[Supplied records]
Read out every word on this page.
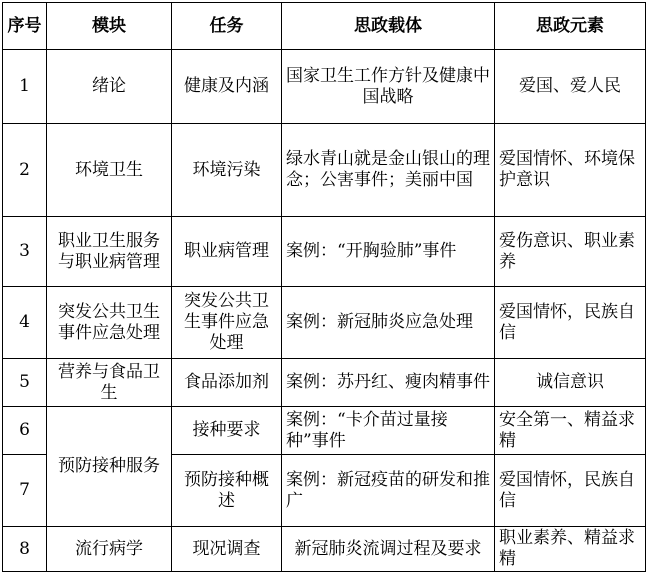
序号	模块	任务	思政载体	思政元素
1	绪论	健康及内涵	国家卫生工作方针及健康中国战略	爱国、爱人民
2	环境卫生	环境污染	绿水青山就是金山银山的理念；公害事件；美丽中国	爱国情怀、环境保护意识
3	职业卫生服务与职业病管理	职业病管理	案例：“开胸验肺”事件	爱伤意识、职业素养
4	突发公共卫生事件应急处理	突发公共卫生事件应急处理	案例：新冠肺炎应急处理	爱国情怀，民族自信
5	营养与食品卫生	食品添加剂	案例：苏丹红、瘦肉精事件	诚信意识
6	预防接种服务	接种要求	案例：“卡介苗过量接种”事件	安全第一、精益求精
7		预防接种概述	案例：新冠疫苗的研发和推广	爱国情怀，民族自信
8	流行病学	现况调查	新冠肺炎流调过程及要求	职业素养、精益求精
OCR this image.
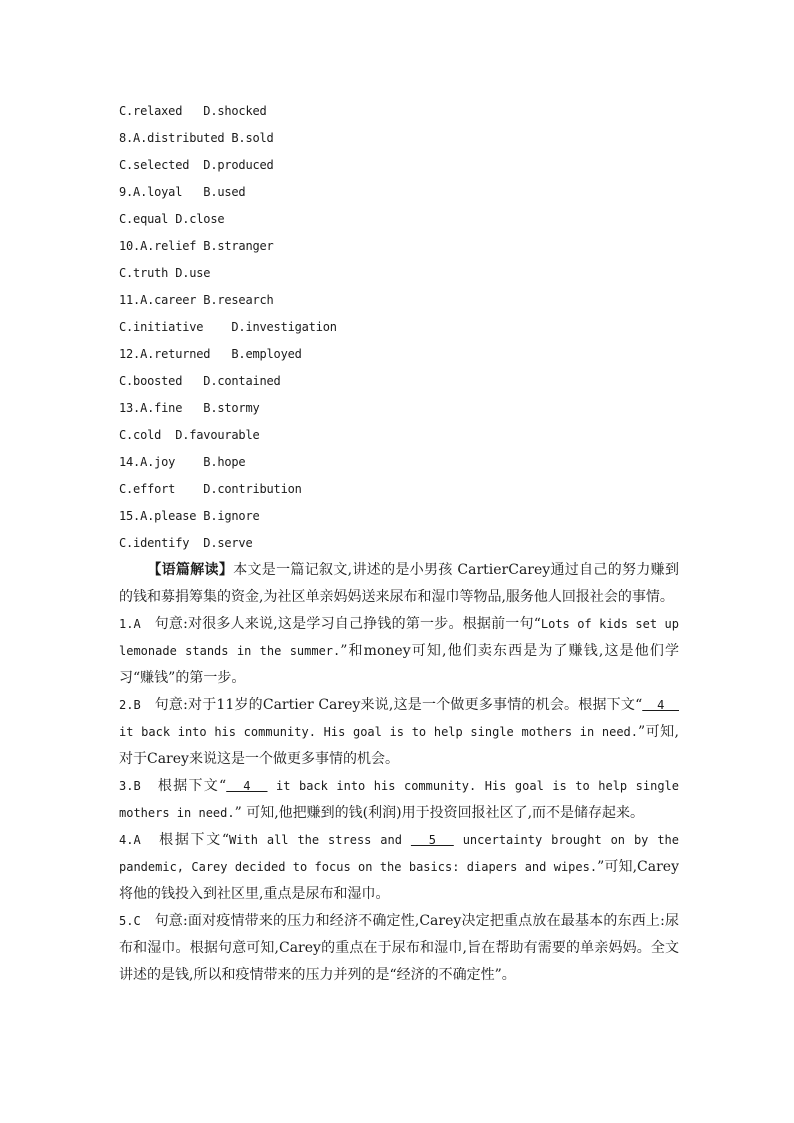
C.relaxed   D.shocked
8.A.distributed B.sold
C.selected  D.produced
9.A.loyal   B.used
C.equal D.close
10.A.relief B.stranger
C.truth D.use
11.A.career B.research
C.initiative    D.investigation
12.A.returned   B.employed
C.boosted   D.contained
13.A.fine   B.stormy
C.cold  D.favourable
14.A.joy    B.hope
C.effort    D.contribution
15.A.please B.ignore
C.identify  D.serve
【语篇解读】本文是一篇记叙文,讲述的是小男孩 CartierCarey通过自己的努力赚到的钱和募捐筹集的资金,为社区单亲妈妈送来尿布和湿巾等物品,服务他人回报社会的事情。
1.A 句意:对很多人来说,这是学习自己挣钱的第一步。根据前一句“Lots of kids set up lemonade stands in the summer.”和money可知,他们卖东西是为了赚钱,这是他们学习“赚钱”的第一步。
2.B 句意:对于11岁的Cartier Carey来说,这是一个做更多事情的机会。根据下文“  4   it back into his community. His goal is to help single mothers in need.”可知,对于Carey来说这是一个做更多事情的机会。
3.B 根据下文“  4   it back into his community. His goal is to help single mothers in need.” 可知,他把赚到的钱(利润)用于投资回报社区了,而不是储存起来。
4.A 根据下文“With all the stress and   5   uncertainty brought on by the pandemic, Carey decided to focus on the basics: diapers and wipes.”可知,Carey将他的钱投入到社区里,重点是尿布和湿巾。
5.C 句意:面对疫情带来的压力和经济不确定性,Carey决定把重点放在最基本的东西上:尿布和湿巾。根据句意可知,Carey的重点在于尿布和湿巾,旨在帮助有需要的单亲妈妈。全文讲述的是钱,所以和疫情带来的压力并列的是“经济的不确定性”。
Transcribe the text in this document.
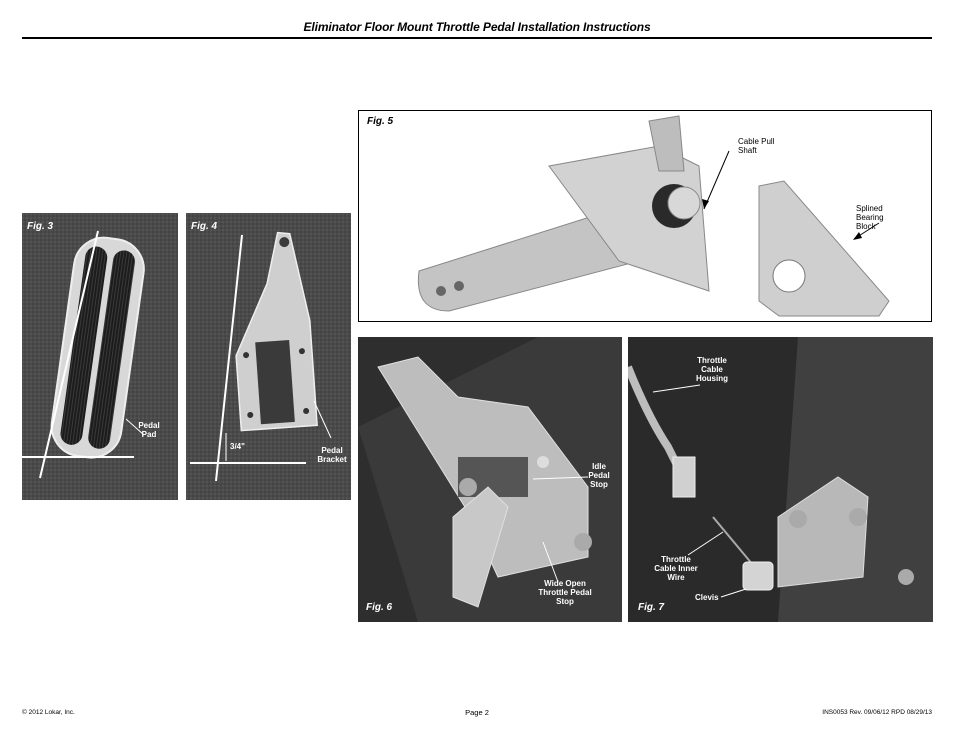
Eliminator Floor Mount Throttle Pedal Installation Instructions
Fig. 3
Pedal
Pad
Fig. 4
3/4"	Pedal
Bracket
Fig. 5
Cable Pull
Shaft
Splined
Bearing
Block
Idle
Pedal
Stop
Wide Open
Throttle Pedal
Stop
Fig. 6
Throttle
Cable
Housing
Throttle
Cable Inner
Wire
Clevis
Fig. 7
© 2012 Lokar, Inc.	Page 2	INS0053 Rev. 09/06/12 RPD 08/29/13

[Stated task]
Select every line in the records above that contains the word "back".

[Written solution]
2.B 句意:对于11岁的Cartier Carey来说,这是一个做更多事情的机会。根据下文“  4   it back into his community. His goal is to help single mothers in need.”可知,对于Carey来说这是一个做更多事情的机会。
3.B 根据下文“  4   it back into his community. His goal is to help single mothers in need.” 可知,他把赚到的钱(利润)用于投资回报社区了,而不是储存起来。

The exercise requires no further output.